■ **Problem to work on**: Search the material for the word "Barang" and report each line where it turns up.

──────── Records provided ────────

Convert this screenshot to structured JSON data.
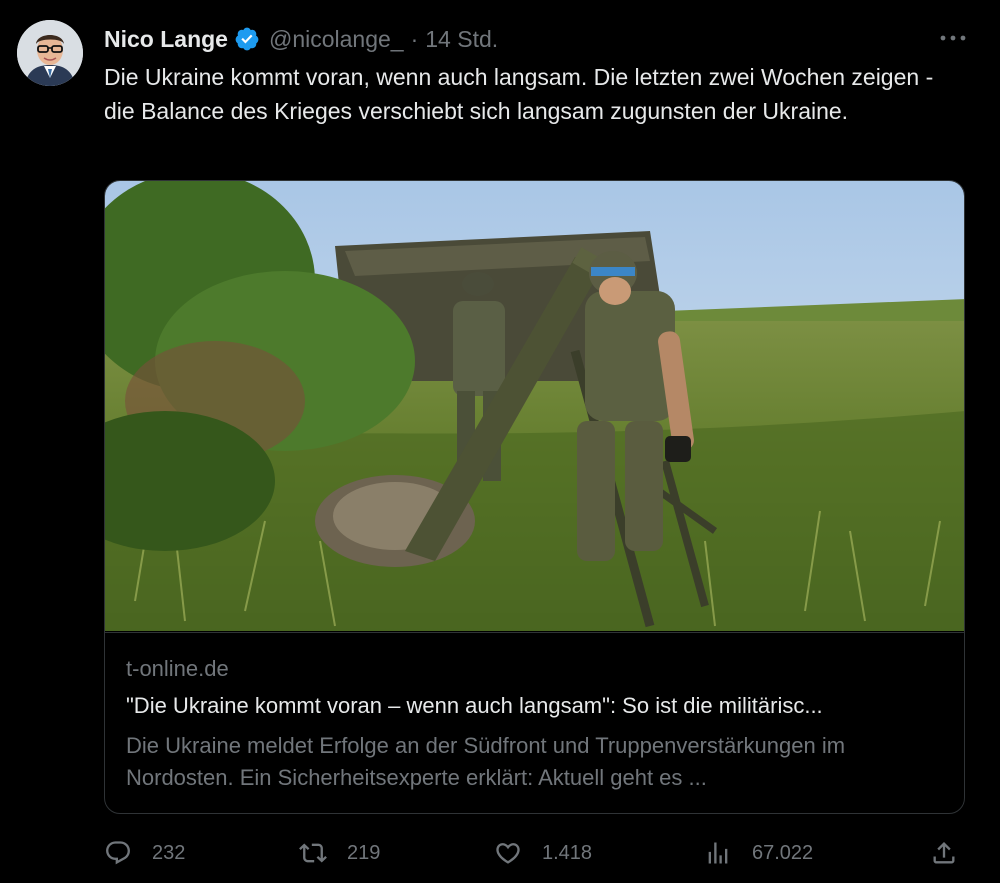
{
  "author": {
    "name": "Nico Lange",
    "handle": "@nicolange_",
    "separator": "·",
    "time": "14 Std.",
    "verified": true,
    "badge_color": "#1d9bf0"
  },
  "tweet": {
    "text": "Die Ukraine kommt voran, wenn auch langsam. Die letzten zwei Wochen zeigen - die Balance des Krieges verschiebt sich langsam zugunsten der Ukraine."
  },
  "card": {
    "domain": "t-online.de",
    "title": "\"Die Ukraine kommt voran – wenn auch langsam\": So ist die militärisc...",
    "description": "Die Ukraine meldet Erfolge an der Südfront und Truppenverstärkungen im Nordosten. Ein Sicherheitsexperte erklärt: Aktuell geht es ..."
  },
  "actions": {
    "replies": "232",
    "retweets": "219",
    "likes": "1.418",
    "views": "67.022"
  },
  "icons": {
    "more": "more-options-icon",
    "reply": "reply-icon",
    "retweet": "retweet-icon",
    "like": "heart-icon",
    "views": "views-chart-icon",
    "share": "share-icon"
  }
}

────────
──────── Records provided ────────

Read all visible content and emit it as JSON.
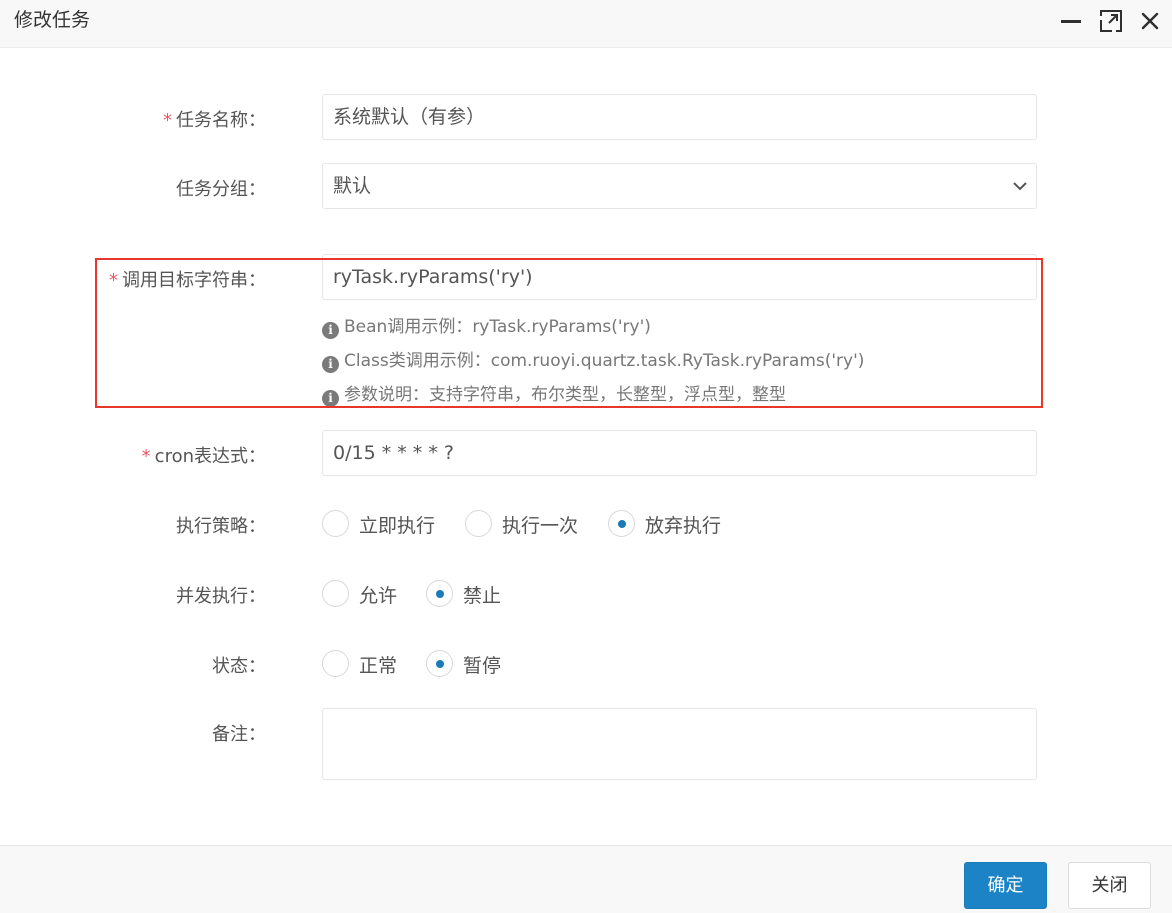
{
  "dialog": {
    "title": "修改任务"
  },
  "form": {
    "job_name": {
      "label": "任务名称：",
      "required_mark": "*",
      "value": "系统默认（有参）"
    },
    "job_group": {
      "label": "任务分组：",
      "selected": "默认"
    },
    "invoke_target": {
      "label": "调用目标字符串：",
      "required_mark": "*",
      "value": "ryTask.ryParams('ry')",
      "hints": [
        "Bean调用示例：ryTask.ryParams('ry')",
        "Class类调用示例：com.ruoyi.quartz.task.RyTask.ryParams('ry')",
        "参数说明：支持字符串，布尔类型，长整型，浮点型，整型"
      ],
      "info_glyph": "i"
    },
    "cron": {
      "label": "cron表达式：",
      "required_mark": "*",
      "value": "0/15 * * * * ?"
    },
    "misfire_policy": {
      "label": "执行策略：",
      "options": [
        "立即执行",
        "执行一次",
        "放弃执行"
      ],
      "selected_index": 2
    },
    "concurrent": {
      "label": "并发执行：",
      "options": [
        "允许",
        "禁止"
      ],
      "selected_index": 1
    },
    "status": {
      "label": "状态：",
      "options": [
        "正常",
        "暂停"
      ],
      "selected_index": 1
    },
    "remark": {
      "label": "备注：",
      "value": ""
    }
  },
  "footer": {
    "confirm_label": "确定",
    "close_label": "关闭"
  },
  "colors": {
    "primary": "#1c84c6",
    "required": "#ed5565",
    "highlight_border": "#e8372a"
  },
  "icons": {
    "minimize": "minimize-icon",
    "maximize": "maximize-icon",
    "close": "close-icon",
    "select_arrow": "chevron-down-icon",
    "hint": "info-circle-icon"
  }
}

────────
──────── Records provided ────────

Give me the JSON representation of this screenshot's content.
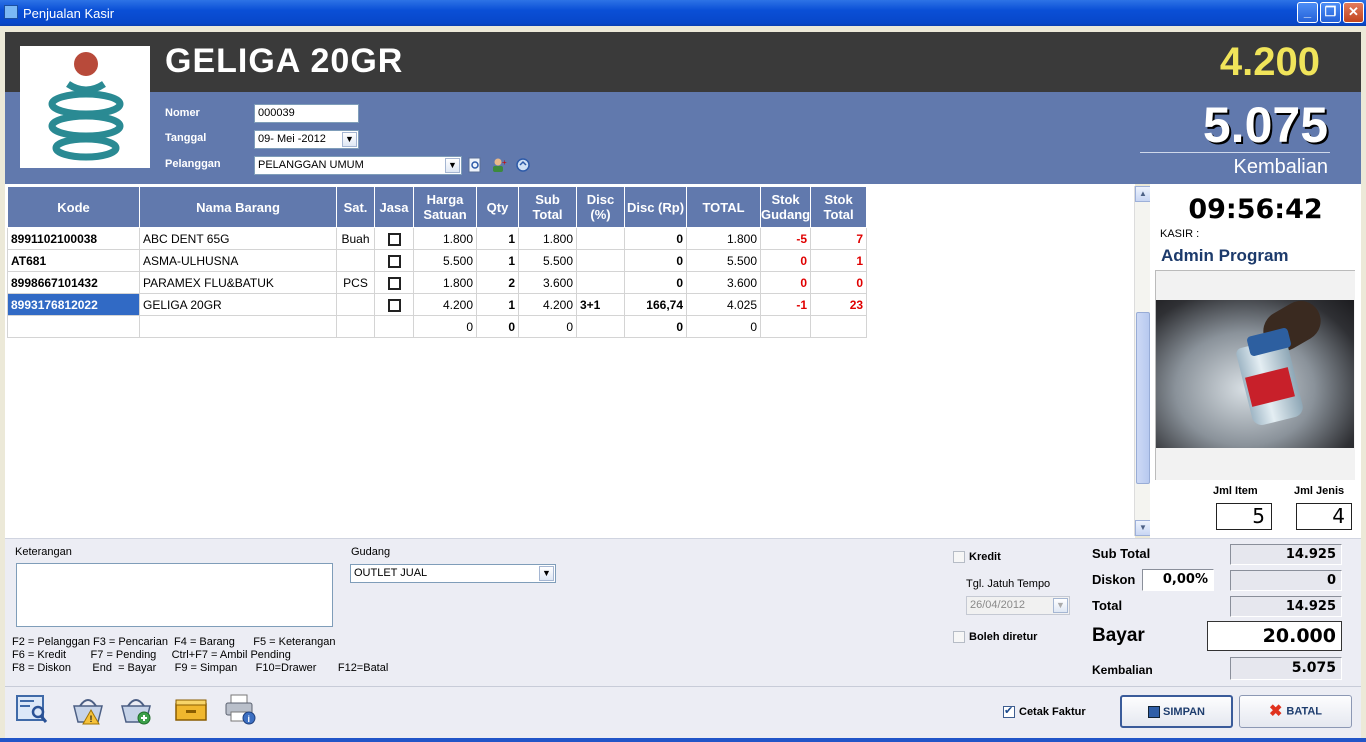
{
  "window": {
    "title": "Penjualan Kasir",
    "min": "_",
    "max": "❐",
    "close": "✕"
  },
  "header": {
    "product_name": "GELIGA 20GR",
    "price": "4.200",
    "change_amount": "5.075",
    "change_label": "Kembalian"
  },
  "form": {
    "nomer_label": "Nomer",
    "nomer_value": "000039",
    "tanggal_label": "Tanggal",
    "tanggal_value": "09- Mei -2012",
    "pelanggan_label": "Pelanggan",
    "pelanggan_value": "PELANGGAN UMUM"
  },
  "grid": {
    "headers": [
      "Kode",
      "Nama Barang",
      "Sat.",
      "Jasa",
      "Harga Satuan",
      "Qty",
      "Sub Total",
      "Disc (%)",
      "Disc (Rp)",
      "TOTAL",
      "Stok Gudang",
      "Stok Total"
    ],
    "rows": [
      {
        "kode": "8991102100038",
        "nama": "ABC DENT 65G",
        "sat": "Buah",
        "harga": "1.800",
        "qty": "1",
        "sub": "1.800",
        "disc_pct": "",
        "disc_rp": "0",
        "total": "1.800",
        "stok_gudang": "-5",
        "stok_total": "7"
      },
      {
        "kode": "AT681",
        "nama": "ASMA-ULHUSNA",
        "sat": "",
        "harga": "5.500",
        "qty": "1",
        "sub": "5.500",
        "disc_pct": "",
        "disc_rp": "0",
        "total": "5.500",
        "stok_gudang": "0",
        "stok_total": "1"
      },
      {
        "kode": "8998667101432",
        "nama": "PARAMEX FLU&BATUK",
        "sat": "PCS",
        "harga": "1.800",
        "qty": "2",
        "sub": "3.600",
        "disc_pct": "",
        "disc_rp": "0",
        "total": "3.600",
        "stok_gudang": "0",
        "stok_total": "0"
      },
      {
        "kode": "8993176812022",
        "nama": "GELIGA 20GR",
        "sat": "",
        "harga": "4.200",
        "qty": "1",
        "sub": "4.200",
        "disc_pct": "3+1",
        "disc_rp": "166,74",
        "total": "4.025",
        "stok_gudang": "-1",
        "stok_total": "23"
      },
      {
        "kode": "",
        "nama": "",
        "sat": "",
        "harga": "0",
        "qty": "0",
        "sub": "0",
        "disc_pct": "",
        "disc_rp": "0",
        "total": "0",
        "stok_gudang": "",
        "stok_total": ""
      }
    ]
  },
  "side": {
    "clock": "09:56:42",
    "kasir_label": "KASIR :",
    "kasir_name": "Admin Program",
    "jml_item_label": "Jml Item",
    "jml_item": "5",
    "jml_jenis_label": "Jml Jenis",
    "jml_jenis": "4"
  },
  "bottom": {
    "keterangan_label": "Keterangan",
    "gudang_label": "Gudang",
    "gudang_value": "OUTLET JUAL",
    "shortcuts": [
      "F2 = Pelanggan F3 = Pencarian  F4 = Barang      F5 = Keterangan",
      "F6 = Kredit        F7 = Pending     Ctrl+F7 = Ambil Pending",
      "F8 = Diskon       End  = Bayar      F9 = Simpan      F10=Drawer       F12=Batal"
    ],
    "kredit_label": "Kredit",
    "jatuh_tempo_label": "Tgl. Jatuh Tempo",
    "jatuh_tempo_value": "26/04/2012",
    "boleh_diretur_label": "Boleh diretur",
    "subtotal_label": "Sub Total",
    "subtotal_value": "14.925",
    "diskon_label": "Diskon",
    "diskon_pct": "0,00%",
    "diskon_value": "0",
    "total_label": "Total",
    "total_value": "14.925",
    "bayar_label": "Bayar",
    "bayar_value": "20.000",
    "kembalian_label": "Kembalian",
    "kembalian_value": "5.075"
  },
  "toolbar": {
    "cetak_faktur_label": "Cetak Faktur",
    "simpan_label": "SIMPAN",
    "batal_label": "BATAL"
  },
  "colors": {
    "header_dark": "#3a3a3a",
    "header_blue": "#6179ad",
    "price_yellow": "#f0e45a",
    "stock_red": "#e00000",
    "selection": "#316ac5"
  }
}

────────

■ **Output**:
      "Nama Barang",
      "F2 = Pelanggan F3 = Pencarian  F4 = Barang      F5 = Keterangan",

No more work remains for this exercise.